WHAT THE TASK ASKS:
Skip the pictures and repeat each line of the data exactly.

Collected data entries:

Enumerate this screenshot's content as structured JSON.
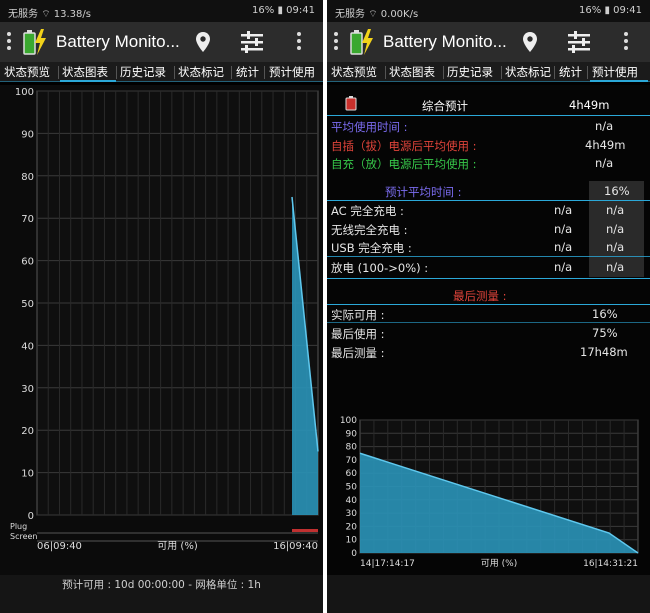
{
  "status": {
    "left_carrier": "无服务",
    "left_speed": "13.38/s",
    "right_speed": "0.00K/s",
    "battery": "16%",
    "time": "09:41"
  },
  "app": {
    "title": "Battery Monito...",
    "title_left": "Battery Monito..."
  },
  "tabs": [
    "状态预览",
    "状态图表",
    "历史记录",
    "状态标记",
    "统计",
    "预计使用"
  ],
  "left_chart": {
    "y_ticks": [
      "100",
      "90",
      "80",
      "70",
      "60",
      "50",
      "40",
      "30",
      "20",
      "10",
      "0"
    ],
    "x_start": "06|09:40",
    "x_end": "16|09:40",
    "x_label": "可用 (%)",
    "plug_label": "Plug",
    "screen_label": "Screen"
  },
  "left_footer": {
    "text": "预计可用 :  10d 00:00:00 - 网格单位 :  1h"
  },
  "estimate": {
    "combined_label": "综合预计",
    "combined_value": "4h49m",
    "avg_use_label": "平均使用时间 :",
    "avg_use_value": "n/a",
    "plugged_label": "自插（拔）电源后平均使用 :",
    "plugged_value": "4h49m",
    "charged_label": "自充（放）电源后平均使用 :",
    "charged_value": "n/a",
    "pred_avg_label": "预计平均时间 :",
    "pred_avg_value": "16%",
    "ac_label": "AC 完全充电 :",
    "ac_v1": "n/a",
    "ac_v2": "n/a",
    "wireless_label": "无线完全充电 :",
    "wireless_v1": "n/a",
    "wireless_v2": "n/a",
    "usb_label": "USB 完全充电 :",
    "usb_v1": "n/a",
    "usb_v2": "n/a",
    "discharge_label": "放电 (100->0%) :",
    "discharge_v1": "n/a",
    "discharge_v2": "n/a",
    "last_measure_header": "最后测量 :",
    "actual_label": "实际可用 :",
    "actual_value": "16%",
    "last_use_label": "最后使用 :",
    "last_use_value": "75%",
    "last_measure_label": "最后测量 :",
    "last_measure_value": "17h48m"
  },
  "right_chart": {
    "y_ticks": [
      "100",
      "90",
      "80",
      "70",
      "60",
      "50",
      "40",
      "30",
      "20",
      "10",
      "0"
    ],
    "x_start": "14|17:14:17",
    "x_end": "16|14:31:21",
    "x_label": "可用 (%)"
  },
  "chart_data": [
    {
      "type": "area",
      "title": "",
      "xlabel": "可用 (%)",
      "ylabel": "",
      "ylim": [
        0,
        100
      ],
      "x_range": [
        "06|09:40",
        "16|09:40"
      ],
      "series": [
        {
          "values": [
            {
              "x": "drop start",
              "y": 75
            },
            {
              "x": "end",
              "y": 15
            }
          ]
        }
      ],
      "grid": true
    },
    {
      "type": "area",
      "title": "",
      "xlabel": "可用 (%)",
      "ylabel": "",
      "ylim": [
        0,
        100
      ],
      "x_range": [
        "14|17:14:17",
        "16|14:31:21"
      ],
      "series": [
        {
          "values": [
            {
              "x": "14|17:14:17",
              "y": 75
            },
            {
              "x": "late",
              "y": 15
            },
            {
              "x": "16|14:31:21",
              "y": 0
            }
          ]
        }
      ],
      "grid": true
    }
  ],
  "colors": {
    "accent": "#2ba8d8",
    "area": "#2a94b8",
    "purple_text": "#7b6cf0",
    "red_text": "#e0443a",
    "green_text": "#37c94a"
  }
}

WORKED SOLUTION:
Enumerate this screenshot's content as structured JSON.
{
  "status": {
    "left_carrier": "无服务",
    "left_speed": "13.38/s",
    "right_speed": "0.00K/s",
    "battery": "16%",
    "time": "09:41"
  },
  "app": {
    "title": "Battery Monito...",
    "title_left": "Battery Monito..."
  },
  "tabs": [
    "状态预览",
    "状态图表",
    "历史记录",
    "状态标记",
    "统计",
    "预计使用"
  ],
  "left_chart": {
    "y_ticks": [
      "100",
      "90",
      "80",
      "70",
      "60",
      "50",
      "40",
      "30",
      "20",
      "10",
      "0"
    ],
    "x_start": "06|09:40",
    "x_end": "16|09:40",
    "x_label": "可用 (%)",
    "plug_label": "Plug",
    "screen_label": "Screen"
  },
  "left_footer": {
    "text": "预计可用 :  10d 00:00:00 - 网格单位 :  1h"
  },
  "estimate": {
    "combined_label": "综合预计",
    "combined_value": "4h49m",
    "avg_use_label": "平均使用时间 :",
    "avg_use_value": "n/a",
    "plugged_label": "自插（拔）电源后平均使用 :",
    "plugged_value": "4h49m",
    "charged_label": "自充（放）电源后平均使用 :",
    "charged_value": "n/a",
    "pred_avg_label": "预计平均时间 :",
    "pred_avg_value": "16%",
    "ac_label": "AC 完全充电 :",
    "ac_v1": "n/a",
    "ac_v2": "n/a",
    "wireless_label": "无线完全充电 :",
    "wireless_v1": "n/a",
    "wireless_v2": "n/a",
    "usb_label": "USB 完全充电 :",
    "usb_v1": "n/a",
    "usb_v2": "n/a",
    "discharge_label": "放电 (100->0%) :",
    "discharge_v1": "n/a",
    "discharge_v2": "n/a",
    "last_measure_header": "最后测量 :",
    "actual_label": "实际可用 :",
    "actual_value": "16%",
    "last_use_label": "最后使用 :",
    "last_use_value": "75%",
    "last_measure_label": "最后测量 :",
    "last_measure_value": "17h48m"
  },
  "right_chart": {
    "y_ticks": [
      "100",
      "90",
      "80",
      "70",
      "60",
      "50",
      "40",
      "30",
      "20",
      "10",
      "0"
    ],
    "x_start": "14|17:14:17",
    "x_end": "16|14:31:21",
    "x_label": "可用 (%)"
  },
  "chart_data": [
    {
      "type": "area",
      "title": "",
      "xlabel": "可用 (%)",
      "ylabel": "",
      "ylim": [
        0,
        100
      ],
      "x_range": [
        "06|09:40",
        "16|09:40"
      ],
      "series": [
        {
          "values": [
            {
              "x": "drop start",
              "y": 75
            },
            {
              "x": "end",
              "y": 15
            }
          ]
        }
      ],
      "grid": true
    },
    {
      "type": "area",
      "title": "",
      "xlabel": "可用 (%)",
      "ylabel": "",
      "ylim": [
        0,
        100
      ],
      "x_range": [
        "14|17:14:17",
        "16|14:31:21"
      ],
      "series": [
        {
          "values": [
            {
              "x": "14|17:14:17",
              "y": 75
            },
            {
              "x": "late",
              "y": 15
            },
            {
              "x": "16|14:31:21",
              "y": 0
            }
          ]
        }
      ],
      "grid": true
    }
  ],
  "colors": {
    "accent": "#2ba8d8",
    "area": "#2a94b8",
    "purple_text": "#7b6cf0",
    "red_text": "#e0443a",
    "green_text": "#37c94a"
  }
}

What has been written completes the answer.